Data listing:
<<<<

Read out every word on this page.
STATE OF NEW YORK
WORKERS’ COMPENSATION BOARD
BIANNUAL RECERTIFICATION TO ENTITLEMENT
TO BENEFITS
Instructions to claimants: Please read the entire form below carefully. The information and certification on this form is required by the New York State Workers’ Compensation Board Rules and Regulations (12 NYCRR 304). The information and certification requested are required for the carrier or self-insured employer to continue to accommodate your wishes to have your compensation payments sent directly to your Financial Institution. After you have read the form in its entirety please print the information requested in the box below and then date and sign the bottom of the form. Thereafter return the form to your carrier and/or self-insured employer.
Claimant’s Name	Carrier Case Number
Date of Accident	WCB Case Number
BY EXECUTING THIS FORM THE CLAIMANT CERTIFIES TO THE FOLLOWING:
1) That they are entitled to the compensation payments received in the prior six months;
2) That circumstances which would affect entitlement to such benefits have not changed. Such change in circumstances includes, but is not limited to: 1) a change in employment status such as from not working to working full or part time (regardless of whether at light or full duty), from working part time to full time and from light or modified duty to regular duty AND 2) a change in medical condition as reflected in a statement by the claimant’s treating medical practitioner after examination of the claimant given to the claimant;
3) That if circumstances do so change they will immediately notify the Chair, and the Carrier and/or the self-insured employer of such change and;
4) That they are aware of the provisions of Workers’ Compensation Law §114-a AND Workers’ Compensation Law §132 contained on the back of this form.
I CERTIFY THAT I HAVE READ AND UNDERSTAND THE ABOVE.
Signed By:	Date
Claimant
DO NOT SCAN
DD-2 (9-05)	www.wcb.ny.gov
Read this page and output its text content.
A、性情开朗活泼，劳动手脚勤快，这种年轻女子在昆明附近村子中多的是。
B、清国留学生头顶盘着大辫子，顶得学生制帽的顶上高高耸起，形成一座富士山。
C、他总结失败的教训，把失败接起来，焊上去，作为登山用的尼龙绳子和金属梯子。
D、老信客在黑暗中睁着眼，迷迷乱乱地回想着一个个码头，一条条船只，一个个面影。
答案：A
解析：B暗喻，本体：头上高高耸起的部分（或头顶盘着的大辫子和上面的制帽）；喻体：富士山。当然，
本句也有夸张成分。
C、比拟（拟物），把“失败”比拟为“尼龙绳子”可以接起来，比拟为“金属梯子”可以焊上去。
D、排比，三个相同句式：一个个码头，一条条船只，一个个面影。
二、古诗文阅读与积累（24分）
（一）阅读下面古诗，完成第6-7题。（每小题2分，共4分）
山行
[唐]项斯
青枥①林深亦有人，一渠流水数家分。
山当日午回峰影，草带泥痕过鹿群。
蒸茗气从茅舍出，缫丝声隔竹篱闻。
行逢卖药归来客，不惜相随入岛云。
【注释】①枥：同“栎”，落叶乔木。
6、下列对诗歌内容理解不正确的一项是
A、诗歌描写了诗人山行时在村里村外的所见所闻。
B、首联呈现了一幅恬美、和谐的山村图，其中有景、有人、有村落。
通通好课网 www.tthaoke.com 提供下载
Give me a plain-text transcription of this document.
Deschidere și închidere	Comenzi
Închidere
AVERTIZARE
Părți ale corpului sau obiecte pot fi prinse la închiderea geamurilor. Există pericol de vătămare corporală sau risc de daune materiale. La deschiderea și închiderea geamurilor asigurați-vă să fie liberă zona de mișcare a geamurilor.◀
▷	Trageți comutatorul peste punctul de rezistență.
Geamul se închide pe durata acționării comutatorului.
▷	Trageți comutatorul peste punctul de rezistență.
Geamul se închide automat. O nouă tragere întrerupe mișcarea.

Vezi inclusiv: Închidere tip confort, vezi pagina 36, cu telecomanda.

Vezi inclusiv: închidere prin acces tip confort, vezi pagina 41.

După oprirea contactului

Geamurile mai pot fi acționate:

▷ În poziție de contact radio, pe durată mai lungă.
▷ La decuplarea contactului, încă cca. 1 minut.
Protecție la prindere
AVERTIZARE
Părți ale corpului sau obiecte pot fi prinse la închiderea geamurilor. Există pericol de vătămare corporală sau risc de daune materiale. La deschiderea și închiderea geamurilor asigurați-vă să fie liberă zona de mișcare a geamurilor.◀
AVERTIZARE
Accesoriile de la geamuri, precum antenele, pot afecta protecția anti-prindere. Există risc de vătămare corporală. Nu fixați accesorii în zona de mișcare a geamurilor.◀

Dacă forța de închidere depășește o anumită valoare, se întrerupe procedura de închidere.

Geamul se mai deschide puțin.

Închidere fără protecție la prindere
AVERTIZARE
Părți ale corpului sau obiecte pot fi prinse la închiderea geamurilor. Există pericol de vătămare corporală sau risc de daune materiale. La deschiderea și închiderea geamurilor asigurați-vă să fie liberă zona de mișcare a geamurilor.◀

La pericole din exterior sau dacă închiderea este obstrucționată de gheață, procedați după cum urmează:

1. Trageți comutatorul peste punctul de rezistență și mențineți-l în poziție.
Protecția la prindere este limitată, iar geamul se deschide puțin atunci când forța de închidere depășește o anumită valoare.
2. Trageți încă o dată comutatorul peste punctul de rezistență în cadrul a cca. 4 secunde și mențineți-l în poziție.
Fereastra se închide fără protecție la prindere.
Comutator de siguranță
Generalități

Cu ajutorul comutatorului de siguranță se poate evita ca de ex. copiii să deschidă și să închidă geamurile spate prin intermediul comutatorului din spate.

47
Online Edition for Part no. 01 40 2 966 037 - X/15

>>>>

▸ **Task directions**: Word for word, extract all the records.

▸ **Task result**:
Read out every word on this page.
STATE OF NEW YORK
WORKERS’ COMPENSATION BOARD
BIANNUAL RECERTIFICATION TO ENTITLEMENT
TO BENEFITS
Instructions to claimants: Please read the entire form below carefully. The information and certification on this form is required by the New York State Workers’ Compensation Board Rules and Regulations (12 NYCRR 304). The information and certification requested are required for the carrier or self-insured employer to continue to accommodate your wishes to have your compensation payments sent directly to your Financial Institution. After you have read the form in its entirety please print the information requested in the box below and then date and sign the bottom of the form. Thereafter return the form to your carrier and/or self-insured employer.
Claimant’s Name	Carrier Case Number
Date of Accident	WCB Case Number
BY EXECUTING THIS FORM THE CLAIMANT CERTIFIES TO THE FOLLOWING:
1) That they are entitled to the compensation payments received in the prior six months;
2) That circumstances which would affect entitlement to such benefits have not changed. Such change in circumstances includes, but is not limited to: 1) a change in employment status such as from not working to working full or part time (regardless of whether at light or full duty), from working part time to full time and from light or modified duty to regular duty AND 2) a change in medical condition as reflected in a statement by the claimant’s treating medical practitioner after examination of the claimant given to the claimant;
3) That if circumstances do so change they will immediately notify the Chair, and the Carrier and/or the self-insured employer of such change and;
4) That they are aware of the provisions of Workers’ Compensation Law §114-a AND Workers’ Compensation Law §132 contained on the back of this form.
I CERTIFY THAT I HAVE READ AND UNDERSTAND THE ABOVE.
Signed By:	Date
Claimant
DO NOT SCAN
DD-2 (9-05)	www.wcb.ny.gov
Read this page and output its text content.
A、性情开朗活泼，劳动手脚勤快，这种年轻女子在昆明附近村子中多的是。
B、清国留学生头顶盘着大辫子，顶得学生制帽的顶上高高耸起，形成一座富士山。
C、他总结失败的教训，把失败接起来，焊上去，作为登山用的尼龙绳子和金属梯子。
D、老信客在黑暗中睁着眼，迷迷乱乱地回想着一个个码头，一条条船只，一个个面影。
答案：A
解析：B暗喻，本体：头上高高耸起的部分（或头顶盘着的大辫子和上面的制帽）；喻体：富士山。当然，
本句也有夸张成分。
C、比拟（拟物），把“失败”比拟为“尼龙绳子”可以接起来，比拟为“金属梯子”可以焊上去。
D、排比，三个相同句式：一个个码头，一条条船只，一个个面影。
二、古诗文阅读与积累（24分）
（一）阅读下面古诗，完成第6-7题。（每小题2分，共4分）
山行
[唐]项斯
青枥①林深亦有人，一渠流水数家分。
山当日午回峰影，草带泥痕过鹿群。
蒸茗气从茅舍出，缫丝声隔竹篱闻。
行逢卖药归来客，不惜相随入岛云。
【注释】①枥：同“栎”，落叶乔木。
6、下列对诗歌内容理解不正确的一项是
A、诗歌描写了诗人山行时在村里村外的所见所闻。
B、首联呈现了一幅恬美、和谐的山村图，其中有景、有人、有村落。
通通好课网 www.tthaoke.com 提供下载
Give me a plain-text transcription of this document.
Deschidere și închidere	Comenzi
Închidere
AVERTIZARE
Părți ale corpului sau obiecte pot fi prinse la închiderea geamurilor. Există pericol de vătămare corporală sau risc de daune materiale. La deschiderea și închiderea geamurilor asigurați-vă să fie liberă zona de mișcare a geamurilor.◀
▷	Trageți comutatorul peste punctul de rezistență.
Geamul se închide pe durata acționării comutatorului.
▷	Trageți comutatorul peste punctul de rezistență.
Geamul se închide automat. O nouă tragere întrerupe mișcarea.

Vezi inclusiv: Închidere tip confort, vezi pagina 36, cu telecomanda.

Vezi inclusiv: închidere prin acces tip confort, vezi pagina 41.

După oprirea contactului

Geamurile mai pot fi acționate:

▷ În poziție de contact radio, pe durată mai lungă.
▷ La decuplarea contactului, încă cca. 1 minut.
Protecție la prindere
AVERTIZARE
Părți ale corpului sau obiecte pot fi prinse la închiderea geamurilor. Există pericol de vătămare corporală sau risc de daune materiale. La deschiderea și închiderea geamurilor asigurați-vă să fie liberă zona de mișcare a geamurilor.◀
AVERTIZARE
Accesoriile de la geamuri, precum antenele, pot afecta protecția anti-prindere. Există risc de vătămare corporală. Nu fixați accesorii în zona de mișcare a geamurilor.◀

Dacă forța de închidere depășește o anumită valoare, se întrerupe procedura de închidere.

Geamul se mai deschide puțin.

Închidere fără protecție la prindere
AVERTIZARE
Părți ale corpului sau obiecte pot fi prinse la închiderea geamurilor. Există pericol de vătămare corporală sau risc de daune materiale. La deschiderea și închiderea geamurilor asigurați-vă să fie liberă zona de mișcare a geamurilor.◀

La pericole din exterior sau dacă închiderea este obstrucționată de gheață, procedați după cum urmează:

1. Trageți comutatorul peste punctul de rezistență și mențineți-l în poziție.
Protecția la prindere este limitată, iar geamul se deschide puțin atunci când forța de închidere depășește o anumită valoare.
2. Trageți încă o dată comutatorul peste punctul de rezistență în cadrul a cca. 4 secunde și mențineți-l în poziție.
Fereastra se închide fără protecție la prindere.
Comutator de siguranță
Generalități

Cu ajutorul comutatorului de siguranță se poate evita ca de ex. copiii să deschidă și să închidă geamurile spate prin intermediul comutatorului din spate.

47
Online Edition for Part no. 01 40 2 966 037 - X/15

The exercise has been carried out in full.